-------- Data records --------

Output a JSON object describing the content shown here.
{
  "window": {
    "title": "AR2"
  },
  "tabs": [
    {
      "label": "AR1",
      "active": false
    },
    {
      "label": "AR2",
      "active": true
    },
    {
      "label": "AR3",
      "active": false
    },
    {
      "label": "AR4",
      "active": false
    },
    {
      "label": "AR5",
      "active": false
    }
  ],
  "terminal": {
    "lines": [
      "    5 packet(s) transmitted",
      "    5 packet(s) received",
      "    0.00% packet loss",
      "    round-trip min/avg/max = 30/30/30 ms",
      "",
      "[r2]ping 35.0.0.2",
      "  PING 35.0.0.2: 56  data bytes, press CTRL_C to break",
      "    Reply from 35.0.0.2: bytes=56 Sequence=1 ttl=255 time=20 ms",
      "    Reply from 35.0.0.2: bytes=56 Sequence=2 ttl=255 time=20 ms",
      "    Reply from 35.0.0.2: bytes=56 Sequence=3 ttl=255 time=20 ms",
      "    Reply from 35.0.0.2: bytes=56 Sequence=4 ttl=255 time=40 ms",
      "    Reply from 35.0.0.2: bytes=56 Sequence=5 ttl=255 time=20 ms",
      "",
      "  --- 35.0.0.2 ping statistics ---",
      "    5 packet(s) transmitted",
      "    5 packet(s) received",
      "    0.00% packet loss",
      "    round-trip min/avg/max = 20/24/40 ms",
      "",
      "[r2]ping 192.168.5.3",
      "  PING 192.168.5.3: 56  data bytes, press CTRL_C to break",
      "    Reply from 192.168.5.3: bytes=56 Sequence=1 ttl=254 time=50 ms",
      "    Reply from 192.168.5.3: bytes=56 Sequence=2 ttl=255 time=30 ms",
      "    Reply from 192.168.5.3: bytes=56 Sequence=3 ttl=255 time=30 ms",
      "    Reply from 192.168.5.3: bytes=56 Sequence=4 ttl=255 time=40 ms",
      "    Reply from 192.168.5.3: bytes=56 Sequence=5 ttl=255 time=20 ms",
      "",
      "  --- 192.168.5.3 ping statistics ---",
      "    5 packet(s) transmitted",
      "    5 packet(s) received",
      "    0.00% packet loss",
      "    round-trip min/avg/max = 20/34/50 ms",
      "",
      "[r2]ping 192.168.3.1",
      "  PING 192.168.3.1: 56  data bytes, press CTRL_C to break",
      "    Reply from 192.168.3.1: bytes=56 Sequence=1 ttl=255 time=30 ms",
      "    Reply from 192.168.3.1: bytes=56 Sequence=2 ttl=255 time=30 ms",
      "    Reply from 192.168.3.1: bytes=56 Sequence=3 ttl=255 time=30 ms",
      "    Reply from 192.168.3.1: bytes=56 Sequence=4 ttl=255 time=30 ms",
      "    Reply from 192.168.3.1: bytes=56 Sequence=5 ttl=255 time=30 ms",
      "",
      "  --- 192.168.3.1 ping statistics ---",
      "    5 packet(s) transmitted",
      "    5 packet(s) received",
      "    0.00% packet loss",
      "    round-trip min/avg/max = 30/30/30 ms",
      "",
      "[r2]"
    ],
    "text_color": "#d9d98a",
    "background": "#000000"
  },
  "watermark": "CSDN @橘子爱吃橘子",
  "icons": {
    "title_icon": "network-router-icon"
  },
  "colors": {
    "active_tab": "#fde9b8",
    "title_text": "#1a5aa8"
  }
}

--------

Type the material above out again, exactly.

Output a JSON object describing the content shown here.
{
  "window": {
    "title": "AR2"
  },
  "tabs": [
    {
      "label": "AR1",
      "active": false
    },
    {
      "label": "AR2",
      "active": true
    },
    {
      "label": "AR3",
      "active": false
    },
    {
      "label": "AR4",
      "active": false
    },
    {
      "label": "AR5",
      "active": false
    }
  ],
  "terminal": {
    "lines": [
      "    5 packet(s) transmitted",
      "    5 packet(s) received",
      "    0.00% packet loss",
      "    round-trip min/avg/max = 30/30/30 ms",
      "",
      "[r2]ping 35.0.0.2",
      "  PING 35.0.0.2: 56  data bytes, press CTRL_C to break",
      "    Reply from 35.0.0.2: bytes=56 Sequence=1 ttl=255 time=20 ms",
      "    Reply from 35.0.0.2: bytes=56 Sequence=2 ttl=255 time=20 ms",
      "    Reply from 35.0.0.2: bytes=56 Sequence=3 ttl=255 time=20 ms",
      "    Reply from 35.0.0.2: bytes=56 Sequence=4 ttl=255 time=40 ms",
      "    Reply from 35.0.0.2: bytes=56 Sequence=5 ttl=255 time=20 ms",
      "",
      "  --- 35.0.0.2 ping statistics ---",
      "    5 packet(s) transmitted",
      "    5 packet(s) received",
      "    0.00% packet loss",
      "    round-trip min/avg/max = 20/24/40 ms",
      "",
      "[r2]ping 192.168.5.3",
      "  PING 192.168.5.3: 56  data bytes, press CTRL_C to break",
      "    Reply from 192.168.5.3: bytes=56 Sequence=1 ttl=254 time=50 ms",
      "    Reply from 192.168.5.3: bytes=56 Sequence=2 ttl=255 time=30 ms",
      "    Reply from 192.168.5.3: bytes=56 Sequence=3 ttl=255 time=30 ms",
      "    Reply from 192.168.5.3: bytes=56 Sequence=4 ttl=255 time=40 ms",
      "    Reply from 192.168.5.3: bytes=56 Sequence=5 ttl=255 time=20 ms",
      "",
      "  --- 192.168.5.3 ping statistics ---",
      "    5 packet(s) transmitted",
      "    5 packet(s) received",
      "    0.00% packet loss",
      "    round-trip min/avg/max = 20/34/50 ms",
      "",
      "[r2]ping 192.168.3.1",
      "  PING 192.168.3.1: 56  data bytes, press CTRL_C to break",
      "    Reply from 192.168.3.1: bytes=56 Sequence=1 ttl=255 time=30 ms",
      "    Reply from 192.168.3.1: bytes=56 Sequence=2 ttl=255 time=30 ms",
      "    Reply from 192.168.3.1: bytes=56 Sequence=3 ttl=255 time=30 ms",
      "    Reply from 192.168.3.1: bytes=56 Sequence=4 ttl=255 time=30 ms",
      "    Reply from 192.168.3.1: bytes=56 Sequence=5 ttl=255 time=30 ms",
      "",
      "  --- 192.168.3.1 ping statistics ---",
      "    5 packet(s) transmitted",
      "    5 packet(s) received",
      "    0.00% packet loss",
      "    round-trip min/avg/max = 30/30/30 ms",
      "",
      "[r2]"
    ],
    "text_color": "#d9d98a",
    "background": "#000000"
  },
  "watermark": "CSDN @橘子爱吃橘子",
  "icons": {
    "title_icon": "network-router-icon"
  },
  "colors": {
    "active_tab": "#fde9b8",
    "title_text": "#1a5aa8"
  }
}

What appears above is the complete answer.